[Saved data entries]
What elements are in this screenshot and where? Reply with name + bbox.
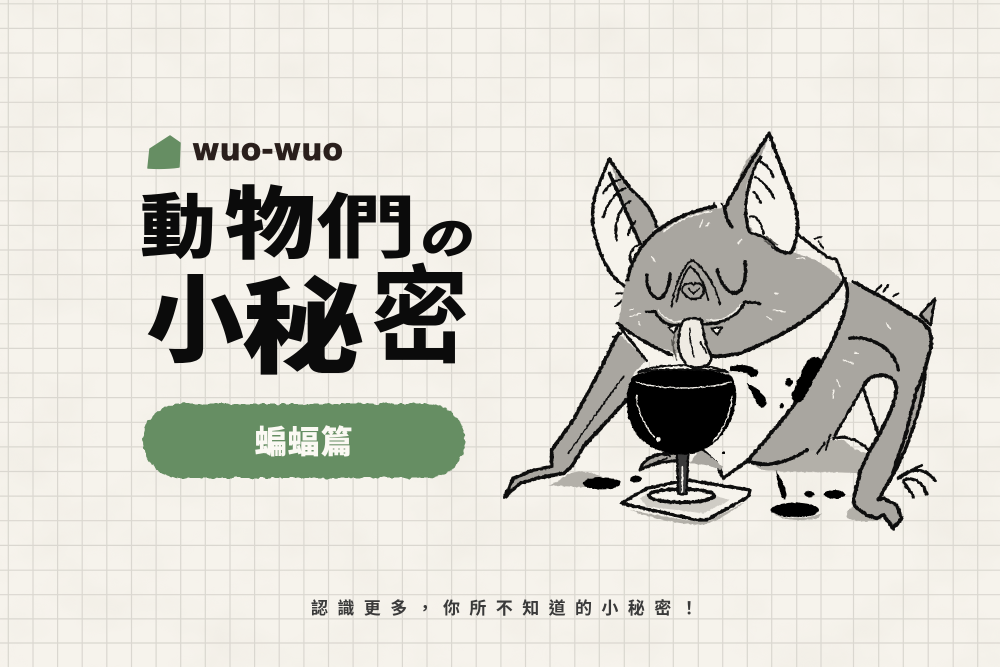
bat foot behind glass (640, 448, 723, 470)
rim (638, 365, 728, 373)
ink splatters (583, 357, 845, 517)
right spine spike (920, 298, 935, 325)
pill label: 蝙蝠篇 (254, 424, 354, 460)
title: 動 (140, 189, 216, 267)
title: 小 (146, 269, 244, 375)
left arm (505, 323, 677, 497)
bat body (748, 282, 931, 528)
title: 密 (371, 259, 469, 377)
fur highlights (630, 220, 805, 325)
highlights (636, 382, 732, 442)
fangs (668, 325, 678, 333)
mouth (647, 302, 760, 325)
nose (672, 260, 720, 307)
bowl (627, 370, 736, 454)
icon: green house (148, 136, 180, 168)
title (140, 182, 479, 387)
title: の (417, 215, 479, 264)
stem (677, 452, 688, 494)
pill shape (143, 404, 465, 478)
subtitle pill (143, 404, 465, 478)
eyes (647, 262, 745, 299)
body outlines (700, 279, 931, 528)
illustration: bat drinking from a glass (505, 133, 935, 528)
tongue (672, 318, 711, 368)
right ear (725, 133, 798, 253)
right rear wing and foot (892, 362, 935, 497)
left ear (592, 159, 657, 307)
wine glass (627, 365, 736, 494)
title: 秘 (242, 271, 364, 387)
logo: house icon and wordmark (148, 133, 343, 168)
coaster (622, 480, 750, 520)
title: 們 (316, 188, 416, 268)
footer tagline: 認識更多，你所不知道的小秘密！ (311, 598, 707, 618)
face (630, 220, 890, 398)
title: 物 (224, 182, 316, 270)
wordmark: wuo-wuo (192, 133, 343, 168)
head (618, 203, 844, 357)
ground shadows (548, 440, 883, 525)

• _DIRECTION_: Copy every line of the material above word for word, but omit any pictures.

• _EXERCISE ANSWER_:
What elements are in this screenshot and where? Reply with name + bbox.
bat foot behind glass (640, 448, 723, 470)
rim (638, 365, 728, 373)
ink splatters (583, 357, 845, 517)
right spine spike (920, 298, 935, 325)
pill label: 蝙蝠篇 (254, 424, 354, 460)
title: 動 (140, 189, 216, 267)
title: 小 (146, 269, 244, 375)
left arm (505, 323, 677, 497)
bat body (748, 282, 931, 528)
title: 密 (371, 259, 469, 377)
fur highlights (630, 220, 805, 325)
highlights (636, 382, 732, 442)
fangs (668, 325, 678, 333)
mouth (647, 302, 760, 325)
nose (672, 260, 720, 307)
bowl (627, 370, 736, 454)
icon: green house (148, 136, 180, 168)
title (140, 182, 479, 387)
title: の (417, 215, 479, 264)
stem (677, 452, 688, 494)
pill shape (143, 404, 465, 478)
subtitle pill (143, 404, 465, 478)
eyes (647, 262, 745, 299)
body outlines (700, 279, 931, 528)
illustration: bat drinking from a glass (505, 133, 935, 528)
tongue (672, 318, 711, 368)
right ear (725, 133, 798, 253)
right rear wing and foot (892, 362, 935, 497)
left ear (592, 159, 657, 307)
wine glass (627, 365, 736, 494)
title: 秘 (242, 271, 364, 387)
logo: house icon and wordmark (148, 133, 343, 168)
coaster (622, 480, 750, 520)
title: 們 (316, 188, 416, 268)
footer tagline: 認識更多，你所不知道的小秘密！ (311, 598, 707, 618)
face (630, 220, 890, 398)
title: 物 (224, 182, 316, 270)
wordmark: wuo-wuo (192, 133, 343, 168)
head (618, 203, 844, 357)
ground shadows (548, 440, 883, 525)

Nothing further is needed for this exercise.